- Exercise description -
Select all lines with the string "battery" in them, and copy those lines.

- Input for this task -
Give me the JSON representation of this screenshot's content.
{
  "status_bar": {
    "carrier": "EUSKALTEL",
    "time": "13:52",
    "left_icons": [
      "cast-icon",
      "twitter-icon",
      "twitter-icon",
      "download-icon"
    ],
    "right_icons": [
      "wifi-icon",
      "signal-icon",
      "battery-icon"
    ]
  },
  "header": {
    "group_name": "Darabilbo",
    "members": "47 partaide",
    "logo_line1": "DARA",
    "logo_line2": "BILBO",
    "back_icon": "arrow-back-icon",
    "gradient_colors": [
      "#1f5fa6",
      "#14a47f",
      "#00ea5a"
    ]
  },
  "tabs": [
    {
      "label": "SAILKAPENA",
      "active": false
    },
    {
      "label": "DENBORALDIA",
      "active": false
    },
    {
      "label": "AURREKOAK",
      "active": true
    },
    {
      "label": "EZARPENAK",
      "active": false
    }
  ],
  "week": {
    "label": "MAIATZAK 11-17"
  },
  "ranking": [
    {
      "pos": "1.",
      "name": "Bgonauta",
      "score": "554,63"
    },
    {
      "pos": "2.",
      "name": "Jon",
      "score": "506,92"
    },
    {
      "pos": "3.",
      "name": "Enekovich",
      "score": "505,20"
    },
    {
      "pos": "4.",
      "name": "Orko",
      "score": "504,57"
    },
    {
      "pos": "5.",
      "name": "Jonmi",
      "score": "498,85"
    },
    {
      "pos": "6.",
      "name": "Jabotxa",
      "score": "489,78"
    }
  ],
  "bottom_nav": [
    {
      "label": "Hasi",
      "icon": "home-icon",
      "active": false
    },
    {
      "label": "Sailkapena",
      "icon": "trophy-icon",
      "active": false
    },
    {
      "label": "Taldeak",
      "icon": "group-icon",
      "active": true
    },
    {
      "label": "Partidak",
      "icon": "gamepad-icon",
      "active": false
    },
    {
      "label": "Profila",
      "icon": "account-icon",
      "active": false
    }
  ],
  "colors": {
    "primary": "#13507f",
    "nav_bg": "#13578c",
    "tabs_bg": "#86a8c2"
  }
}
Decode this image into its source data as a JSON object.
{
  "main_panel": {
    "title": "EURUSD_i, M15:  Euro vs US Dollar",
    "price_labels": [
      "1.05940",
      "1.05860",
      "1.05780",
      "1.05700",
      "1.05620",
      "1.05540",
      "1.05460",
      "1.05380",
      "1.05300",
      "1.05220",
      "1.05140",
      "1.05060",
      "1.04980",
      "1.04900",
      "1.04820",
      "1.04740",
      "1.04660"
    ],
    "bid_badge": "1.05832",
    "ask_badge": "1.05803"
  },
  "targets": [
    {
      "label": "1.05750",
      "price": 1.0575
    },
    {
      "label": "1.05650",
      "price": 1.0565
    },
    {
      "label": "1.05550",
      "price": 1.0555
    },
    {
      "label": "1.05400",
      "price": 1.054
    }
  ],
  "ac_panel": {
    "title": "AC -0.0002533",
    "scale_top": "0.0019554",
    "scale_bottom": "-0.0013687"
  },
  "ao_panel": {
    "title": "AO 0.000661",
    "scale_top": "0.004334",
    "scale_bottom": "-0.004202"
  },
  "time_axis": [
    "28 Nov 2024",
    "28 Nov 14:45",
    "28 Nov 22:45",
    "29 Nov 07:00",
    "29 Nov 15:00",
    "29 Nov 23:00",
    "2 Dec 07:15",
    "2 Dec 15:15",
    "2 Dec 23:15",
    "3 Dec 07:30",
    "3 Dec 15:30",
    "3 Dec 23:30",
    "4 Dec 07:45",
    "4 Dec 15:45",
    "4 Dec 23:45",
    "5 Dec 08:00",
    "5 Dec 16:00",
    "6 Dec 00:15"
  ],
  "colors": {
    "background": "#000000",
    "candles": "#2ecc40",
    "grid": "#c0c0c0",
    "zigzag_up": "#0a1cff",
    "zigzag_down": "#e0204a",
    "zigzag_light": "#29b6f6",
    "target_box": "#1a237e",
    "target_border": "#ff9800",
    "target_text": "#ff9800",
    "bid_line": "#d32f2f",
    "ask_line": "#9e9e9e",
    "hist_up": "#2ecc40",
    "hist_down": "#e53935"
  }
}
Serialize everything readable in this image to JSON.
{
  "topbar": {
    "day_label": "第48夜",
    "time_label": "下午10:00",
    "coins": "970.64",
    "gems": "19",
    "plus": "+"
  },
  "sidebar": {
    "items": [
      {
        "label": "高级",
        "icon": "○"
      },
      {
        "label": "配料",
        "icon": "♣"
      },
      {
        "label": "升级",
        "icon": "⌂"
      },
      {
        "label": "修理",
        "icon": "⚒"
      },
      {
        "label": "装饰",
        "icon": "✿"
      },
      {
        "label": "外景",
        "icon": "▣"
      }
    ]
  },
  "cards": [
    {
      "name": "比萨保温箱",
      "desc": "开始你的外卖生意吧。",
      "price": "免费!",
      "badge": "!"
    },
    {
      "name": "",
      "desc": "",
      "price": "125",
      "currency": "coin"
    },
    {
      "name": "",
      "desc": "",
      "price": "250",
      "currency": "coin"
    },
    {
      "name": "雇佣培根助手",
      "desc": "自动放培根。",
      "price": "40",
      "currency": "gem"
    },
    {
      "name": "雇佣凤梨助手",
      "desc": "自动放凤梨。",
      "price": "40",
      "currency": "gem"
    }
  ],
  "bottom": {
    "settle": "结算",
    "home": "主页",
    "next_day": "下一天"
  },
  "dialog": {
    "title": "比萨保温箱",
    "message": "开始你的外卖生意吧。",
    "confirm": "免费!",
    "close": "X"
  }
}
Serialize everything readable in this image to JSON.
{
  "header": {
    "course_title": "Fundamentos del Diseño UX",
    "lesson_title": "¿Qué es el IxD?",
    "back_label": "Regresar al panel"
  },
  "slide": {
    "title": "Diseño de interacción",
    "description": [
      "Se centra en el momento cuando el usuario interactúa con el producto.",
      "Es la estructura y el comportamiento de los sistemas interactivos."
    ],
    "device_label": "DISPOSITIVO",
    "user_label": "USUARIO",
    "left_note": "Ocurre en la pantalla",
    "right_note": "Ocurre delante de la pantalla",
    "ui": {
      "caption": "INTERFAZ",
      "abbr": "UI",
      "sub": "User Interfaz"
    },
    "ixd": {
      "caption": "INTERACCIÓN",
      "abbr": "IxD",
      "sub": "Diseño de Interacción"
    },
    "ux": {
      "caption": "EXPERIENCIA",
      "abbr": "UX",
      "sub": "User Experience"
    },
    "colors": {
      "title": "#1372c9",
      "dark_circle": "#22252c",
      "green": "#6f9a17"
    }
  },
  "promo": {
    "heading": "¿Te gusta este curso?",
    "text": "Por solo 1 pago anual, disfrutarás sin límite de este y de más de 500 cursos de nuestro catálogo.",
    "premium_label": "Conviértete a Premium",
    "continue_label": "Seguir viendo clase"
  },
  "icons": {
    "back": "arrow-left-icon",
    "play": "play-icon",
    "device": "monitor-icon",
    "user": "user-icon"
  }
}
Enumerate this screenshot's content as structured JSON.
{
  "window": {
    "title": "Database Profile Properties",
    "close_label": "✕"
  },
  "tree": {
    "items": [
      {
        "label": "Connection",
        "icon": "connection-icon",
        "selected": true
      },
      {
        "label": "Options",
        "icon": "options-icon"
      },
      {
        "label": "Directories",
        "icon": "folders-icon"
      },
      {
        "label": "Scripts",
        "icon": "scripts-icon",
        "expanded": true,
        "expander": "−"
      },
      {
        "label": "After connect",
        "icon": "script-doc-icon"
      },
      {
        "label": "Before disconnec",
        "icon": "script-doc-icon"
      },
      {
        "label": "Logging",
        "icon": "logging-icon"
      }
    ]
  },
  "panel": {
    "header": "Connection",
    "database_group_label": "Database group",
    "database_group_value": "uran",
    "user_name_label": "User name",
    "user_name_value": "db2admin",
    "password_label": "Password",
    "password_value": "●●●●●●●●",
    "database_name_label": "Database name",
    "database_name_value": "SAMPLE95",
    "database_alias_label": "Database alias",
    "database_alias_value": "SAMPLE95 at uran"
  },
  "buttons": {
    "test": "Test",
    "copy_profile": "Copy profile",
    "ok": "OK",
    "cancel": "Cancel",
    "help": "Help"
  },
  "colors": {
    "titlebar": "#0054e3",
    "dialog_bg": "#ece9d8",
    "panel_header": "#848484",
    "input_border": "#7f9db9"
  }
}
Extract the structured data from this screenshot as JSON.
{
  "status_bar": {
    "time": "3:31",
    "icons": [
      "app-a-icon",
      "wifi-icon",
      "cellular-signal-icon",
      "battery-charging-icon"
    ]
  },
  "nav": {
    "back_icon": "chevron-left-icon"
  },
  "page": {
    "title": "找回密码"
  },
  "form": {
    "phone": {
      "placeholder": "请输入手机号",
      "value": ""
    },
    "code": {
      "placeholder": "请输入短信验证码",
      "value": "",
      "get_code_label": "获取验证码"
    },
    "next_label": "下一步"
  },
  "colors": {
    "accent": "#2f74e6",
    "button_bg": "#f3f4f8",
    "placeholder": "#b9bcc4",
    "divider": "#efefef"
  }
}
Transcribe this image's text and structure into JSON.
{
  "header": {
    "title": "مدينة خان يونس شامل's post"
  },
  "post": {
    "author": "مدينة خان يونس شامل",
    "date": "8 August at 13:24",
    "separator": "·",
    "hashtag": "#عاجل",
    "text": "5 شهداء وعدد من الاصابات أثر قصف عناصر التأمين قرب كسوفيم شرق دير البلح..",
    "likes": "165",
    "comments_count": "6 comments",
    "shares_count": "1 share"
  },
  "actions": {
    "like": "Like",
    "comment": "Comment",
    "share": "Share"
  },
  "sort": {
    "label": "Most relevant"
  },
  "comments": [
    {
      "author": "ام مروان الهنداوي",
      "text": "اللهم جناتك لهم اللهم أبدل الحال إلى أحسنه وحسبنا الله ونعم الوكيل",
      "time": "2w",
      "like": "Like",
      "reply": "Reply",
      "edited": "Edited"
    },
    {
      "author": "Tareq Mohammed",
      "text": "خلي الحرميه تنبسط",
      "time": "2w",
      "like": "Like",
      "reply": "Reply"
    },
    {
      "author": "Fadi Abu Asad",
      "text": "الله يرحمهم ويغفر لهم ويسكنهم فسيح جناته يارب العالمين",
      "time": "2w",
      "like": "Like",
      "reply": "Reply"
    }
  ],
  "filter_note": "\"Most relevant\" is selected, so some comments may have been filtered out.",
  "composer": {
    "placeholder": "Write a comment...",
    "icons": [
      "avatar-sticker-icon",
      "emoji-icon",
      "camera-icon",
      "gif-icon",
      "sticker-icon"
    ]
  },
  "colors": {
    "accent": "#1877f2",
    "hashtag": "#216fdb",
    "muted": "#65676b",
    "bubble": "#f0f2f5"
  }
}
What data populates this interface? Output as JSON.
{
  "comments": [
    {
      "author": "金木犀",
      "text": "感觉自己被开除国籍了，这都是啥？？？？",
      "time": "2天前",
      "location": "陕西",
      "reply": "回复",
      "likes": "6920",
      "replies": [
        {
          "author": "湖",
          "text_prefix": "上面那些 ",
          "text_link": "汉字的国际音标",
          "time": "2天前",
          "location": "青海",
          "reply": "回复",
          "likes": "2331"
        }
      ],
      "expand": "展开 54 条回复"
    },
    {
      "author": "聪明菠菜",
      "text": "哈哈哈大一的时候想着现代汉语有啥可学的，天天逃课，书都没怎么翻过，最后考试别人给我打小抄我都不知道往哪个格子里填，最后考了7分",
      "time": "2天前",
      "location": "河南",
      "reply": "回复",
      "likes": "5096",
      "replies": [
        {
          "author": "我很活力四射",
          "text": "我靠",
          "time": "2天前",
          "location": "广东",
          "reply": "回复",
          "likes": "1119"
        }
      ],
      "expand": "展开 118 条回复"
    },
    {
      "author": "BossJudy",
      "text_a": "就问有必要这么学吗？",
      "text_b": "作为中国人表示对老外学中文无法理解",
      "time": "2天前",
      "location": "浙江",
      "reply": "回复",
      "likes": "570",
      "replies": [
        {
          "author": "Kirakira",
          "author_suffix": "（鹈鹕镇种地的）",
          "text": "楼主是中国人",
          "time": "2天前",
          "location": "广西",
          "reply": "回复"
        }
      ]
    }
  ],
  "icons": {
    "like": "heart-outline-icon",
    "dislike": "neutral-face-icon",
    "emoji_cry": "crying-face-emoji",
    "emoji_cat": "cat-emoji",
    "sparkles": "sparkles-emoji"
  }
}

- Output for this exercise -
      "battery-icon"
      "battery-charging-icon"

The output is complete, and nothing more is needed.